Question

the ratio of masses of two planets is 2:3 and the ratio of thier radii is 4:7. Find the ratio of their acceleration due to gravity​

Answer 1

The ratio of their acceleration due to gravity​ is 49/24

Explanation:

We know that the gravitational force  is equal to

g1 = GM1/R^2

g2  =GM 2/R^2

Ratio of acceleration due to gravity.

g1/g2 =(M1/R1^2)/(M2/R2^2)

By substituting the values , it gives

g1/g2 = 2/(4)^2 /3 / (7)^2

g1/g2 = 49/24

Thus the ratio of their acceleration due to gravity​ is 49/24.

Also learn more

What is momentum ?

▶ [Exercise task A] In the planet-gravity thread, rewrite the paragraph beginning "the ratio of masses of two planets" as a shorter single sentence that keeps its main facts.
▶ [Exercise task B]
Using the planet-gravity thread, answer these questions:
(i) What ratio of radii does the question state?
(ii) What ratio of acceleration due to gravity does Answer 1 give?
(iii) What topic appears under "Also learn more"?
▶ [Exercise task C] List every equation line in the Explanation section of the planet-gravity thread that begins with g1 or g2.

▶ [Supplied material]
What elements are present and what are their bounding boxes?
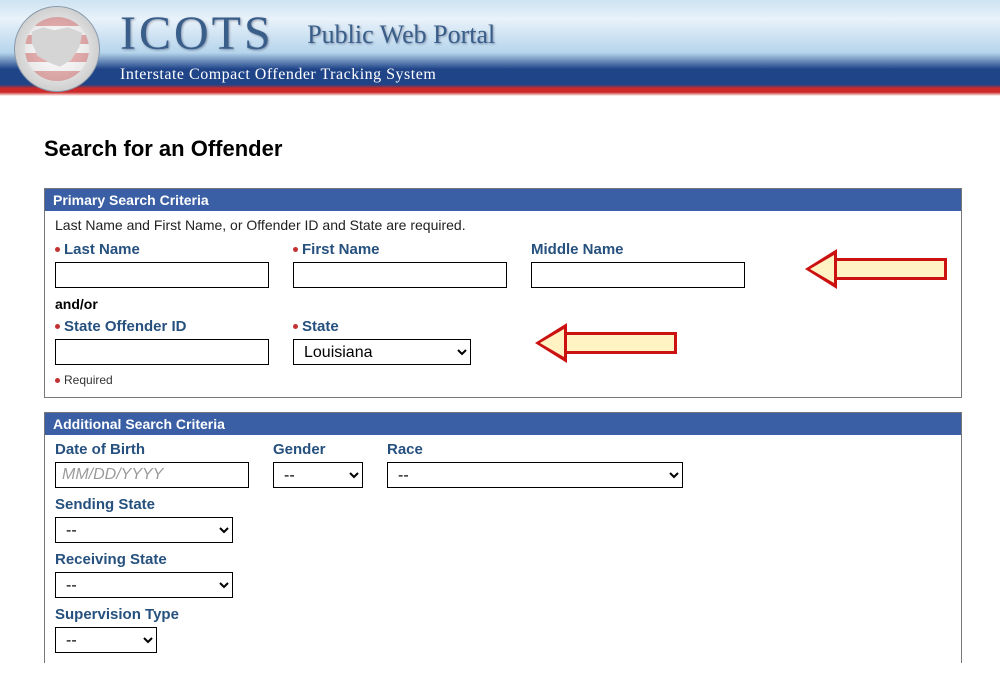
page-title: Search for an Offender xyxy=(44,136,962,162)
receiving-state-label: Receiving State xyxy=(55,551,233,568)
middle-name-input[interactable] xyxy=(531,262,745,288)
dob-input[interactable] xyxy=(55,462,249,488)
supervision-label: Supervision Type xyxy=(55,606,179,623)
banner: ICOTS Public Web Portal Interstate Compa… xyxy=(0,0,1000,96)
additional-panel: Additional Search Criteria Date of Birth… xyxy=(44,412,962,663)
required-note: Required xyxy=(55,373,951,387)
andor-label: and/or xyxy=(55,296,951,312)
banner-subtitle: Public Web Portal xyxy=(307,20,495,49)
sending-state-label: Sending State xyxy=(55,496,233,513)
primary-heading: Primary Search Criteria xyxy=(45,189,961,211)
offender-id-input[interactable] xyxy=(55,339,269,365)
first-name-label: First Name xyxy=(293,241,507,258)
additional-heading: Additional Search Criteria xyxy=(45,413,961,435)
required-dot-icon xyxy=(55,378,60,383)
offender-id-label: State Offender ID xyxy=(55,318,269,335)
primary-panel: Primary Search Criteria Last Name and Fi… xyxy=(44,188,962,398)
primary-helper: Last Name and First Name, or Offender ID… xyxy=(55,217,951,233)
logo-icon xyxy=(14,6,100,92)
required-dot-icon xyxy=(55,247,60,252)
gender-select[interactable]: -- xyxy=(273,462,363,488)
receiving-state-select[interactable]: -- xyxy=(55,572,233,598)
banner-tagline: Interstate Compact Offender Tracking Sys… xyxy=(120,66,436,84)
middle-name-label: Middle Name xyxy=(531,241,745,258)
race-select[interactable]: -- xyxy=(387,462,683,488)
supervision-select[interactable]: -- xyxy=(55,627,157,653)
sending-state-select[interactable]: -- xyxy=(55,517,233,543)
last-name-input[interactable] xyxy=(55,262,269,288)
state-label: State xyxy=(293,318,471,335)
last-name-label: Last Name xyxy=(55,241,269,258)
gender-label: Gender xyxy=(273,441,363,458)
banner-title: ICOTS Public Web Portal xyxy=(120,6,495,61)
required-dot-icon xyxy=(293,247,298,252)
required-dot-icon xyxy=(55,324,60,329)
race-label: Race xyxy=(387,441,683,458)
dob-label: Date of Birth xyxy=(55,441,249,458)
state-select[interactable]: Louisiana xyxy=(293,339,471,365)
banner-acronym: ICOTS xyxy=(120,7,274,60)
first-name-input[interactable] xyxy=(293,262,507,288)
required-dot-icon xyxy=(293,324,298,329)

---

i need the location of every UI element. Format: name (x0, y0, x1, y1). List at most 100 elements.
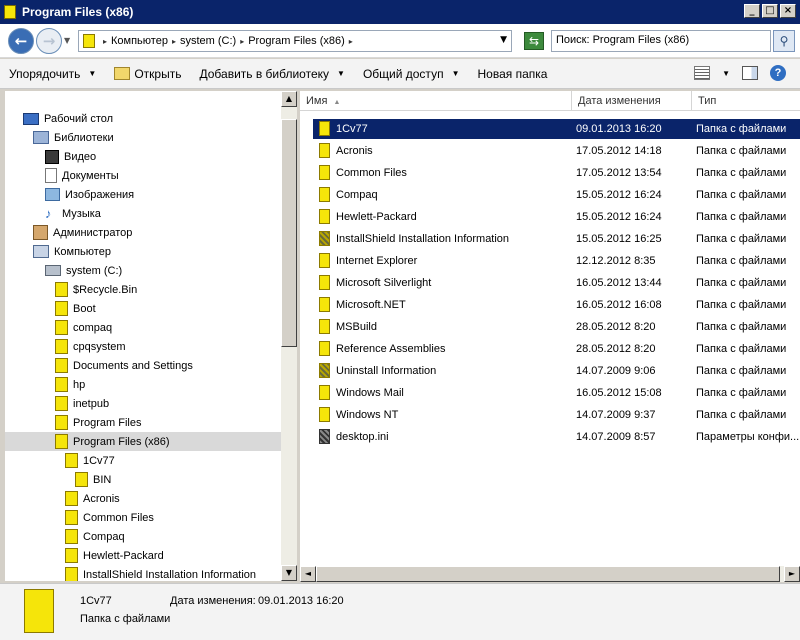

▶ [Task result A] Given two planets with masses in the ratio 2:3 and radii in the ratio 4:7, find the ratio of their acceleration due to gravity.

▶ [Task result B]
(i) 4:7
(ii) 49/24
(iii) Momentum ("What is momentum ?")

▶ [Task result C]
g1 = GM1/R^2
g2 = GM 2/R^2
g1/g2 =(M1/R1^2)/(M2/R2^2)
g1/g2 = 2/(4)^2 /3 / (7)^2
g1/g2 = 49/24